● **Supplied entries**:
───

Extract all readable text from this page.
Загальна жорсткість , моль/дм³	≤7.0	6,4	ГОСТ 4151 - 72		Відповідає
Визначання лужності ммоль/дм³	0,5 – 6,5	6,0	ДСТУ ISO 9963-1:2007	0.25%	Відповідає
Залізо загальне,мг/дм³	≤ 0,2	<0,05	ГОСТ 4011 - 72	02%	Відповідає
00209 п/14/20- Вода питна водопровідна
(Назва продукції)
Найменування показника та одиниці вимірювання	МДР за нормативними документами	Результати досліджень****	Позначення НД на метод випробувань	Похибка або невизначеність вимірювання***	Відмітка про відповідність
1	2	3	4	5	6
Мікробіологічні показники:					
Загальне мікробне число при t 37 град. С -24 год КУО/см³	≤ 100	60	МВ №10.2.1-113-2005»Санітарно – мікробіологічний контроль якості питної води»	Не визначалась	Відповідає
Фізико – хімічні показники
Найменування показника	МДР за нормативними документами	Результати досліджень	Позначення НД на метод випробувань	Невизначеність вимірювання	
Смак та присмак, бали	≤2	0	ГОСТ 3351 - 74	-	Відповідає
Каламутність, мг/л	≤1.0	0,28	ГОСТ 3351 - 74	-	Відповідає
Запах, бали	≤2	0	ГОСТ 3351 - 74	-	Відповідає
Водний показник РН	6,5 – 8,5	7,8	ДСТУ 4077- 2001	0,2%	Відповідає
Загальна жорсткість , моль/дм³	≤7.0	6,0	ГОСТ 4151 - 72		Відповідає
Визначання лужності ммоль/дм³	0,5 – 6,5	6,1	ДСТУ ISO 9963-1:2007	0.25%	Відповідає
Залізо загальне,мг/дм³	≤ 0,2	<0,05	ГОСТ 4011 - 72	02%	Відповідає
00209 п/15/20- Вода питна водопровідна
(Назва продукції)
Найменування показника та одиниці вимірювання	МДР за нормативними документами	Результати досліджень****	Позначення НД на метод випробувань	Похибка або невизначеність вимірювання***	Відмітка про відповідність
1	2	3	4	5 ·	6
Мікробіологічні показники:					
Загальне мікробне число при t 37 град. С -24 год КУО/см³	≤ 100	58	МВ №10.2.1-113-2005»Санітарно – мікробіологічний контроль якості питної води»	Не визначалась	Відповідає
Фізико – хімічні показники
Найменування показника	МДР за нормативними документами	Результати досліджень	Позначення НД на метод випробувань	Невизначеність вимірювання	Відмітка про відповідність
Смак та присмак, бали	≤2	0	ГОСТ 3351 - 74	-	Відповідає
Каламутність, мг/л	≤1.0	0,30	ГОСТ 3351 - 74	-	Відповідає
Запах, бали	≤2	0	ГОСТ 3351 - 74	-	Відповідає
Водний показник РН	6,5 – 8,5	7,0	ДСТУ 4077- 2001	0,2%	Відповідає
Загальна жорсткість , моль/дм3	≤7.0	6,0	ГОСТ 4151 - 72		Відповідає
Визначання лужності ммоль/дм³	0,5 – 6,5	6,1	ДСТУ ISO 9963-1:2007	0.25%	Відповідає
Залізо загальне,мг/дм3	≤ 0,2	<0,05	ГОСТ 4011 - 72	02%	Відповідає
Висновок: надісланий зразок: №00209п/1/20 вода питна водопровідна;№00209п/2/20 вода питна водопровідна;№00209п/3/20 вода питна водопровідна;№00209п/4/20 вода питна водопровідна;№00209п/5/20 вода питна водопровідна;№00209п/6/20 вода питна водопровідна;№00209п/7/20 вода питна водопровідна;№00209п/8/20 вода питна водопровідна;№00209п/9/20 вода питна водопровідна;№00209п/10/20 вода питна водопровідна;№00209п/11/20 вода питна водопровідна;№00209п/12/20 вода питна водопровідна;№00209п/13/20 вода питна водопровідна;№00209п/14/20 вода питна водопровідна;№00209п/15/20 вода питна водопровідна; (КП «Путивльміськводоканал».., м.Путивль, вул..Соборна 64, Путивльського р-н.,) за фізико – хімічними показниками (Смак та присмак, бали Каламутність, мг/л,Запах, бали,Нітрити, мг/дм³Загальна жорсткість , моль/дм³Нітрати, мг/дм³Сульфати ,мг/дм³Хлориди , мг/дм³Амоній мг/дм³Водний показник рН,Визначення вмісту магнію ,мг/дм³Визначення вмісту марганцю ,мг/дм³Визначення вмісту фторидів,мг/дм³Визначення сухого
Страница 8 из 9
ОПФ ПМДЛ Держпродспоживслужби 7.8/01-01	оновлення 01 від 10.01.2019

───

● **Work instructions**: Wherever a line in the data above holds "водопровідна", copy that line.

● **Output**:
00209 п/14/20- Вода питна водопровідна
00209 п/15/20- Вода питна водопровідна
Висновок: надісланий зразок: №00209п/1/20 вода питна водопровідна;№00209п/2/20 вода питна водопровідна;№00209п/3/20 вода питна водопровідна;№00209п/4/20 вода питна водопровідна;№00209п/5/20 вода питна водопровідна;№00209п/6/20 вода питна водопровідна;№00209п/7/20 вода питна водопровідна;№00209п/8/20 вода питна водопровідна;№00209п/9/20 вода питна водопровідна;№00209п/10/20 вода питна водопровідна;№00209п/11/20 вода питна водопровідна;№00209п/12/20 вода питна водопровідна;№00209п/13/20 вода питна водопровідна;№00209п/14/20 вода питна водопровідна;№00209п/15/20 вода питна водопровідна; (КП «Путивльміськводоканал».., м.Путивль, вул..Соборна 64, Путивльського р-н.,) за фізико – хімічними показниками (Смак та присмак, бали Каламутність, мг/л,Запах, бали,Нітрити, мг/дм³Загальна жорсткість , моль/дм³Нітрати, мг/дм³Сульфати ,мг/дм³Хлориди , мг/дм³Амоній мг/дм³Водний показник рН,Визначення вмісту магнію ,мг/дм³Визначення вмісту марганцю ,мг/дм³Визначення вмісту фторидів,мг/дм³Визначення сухого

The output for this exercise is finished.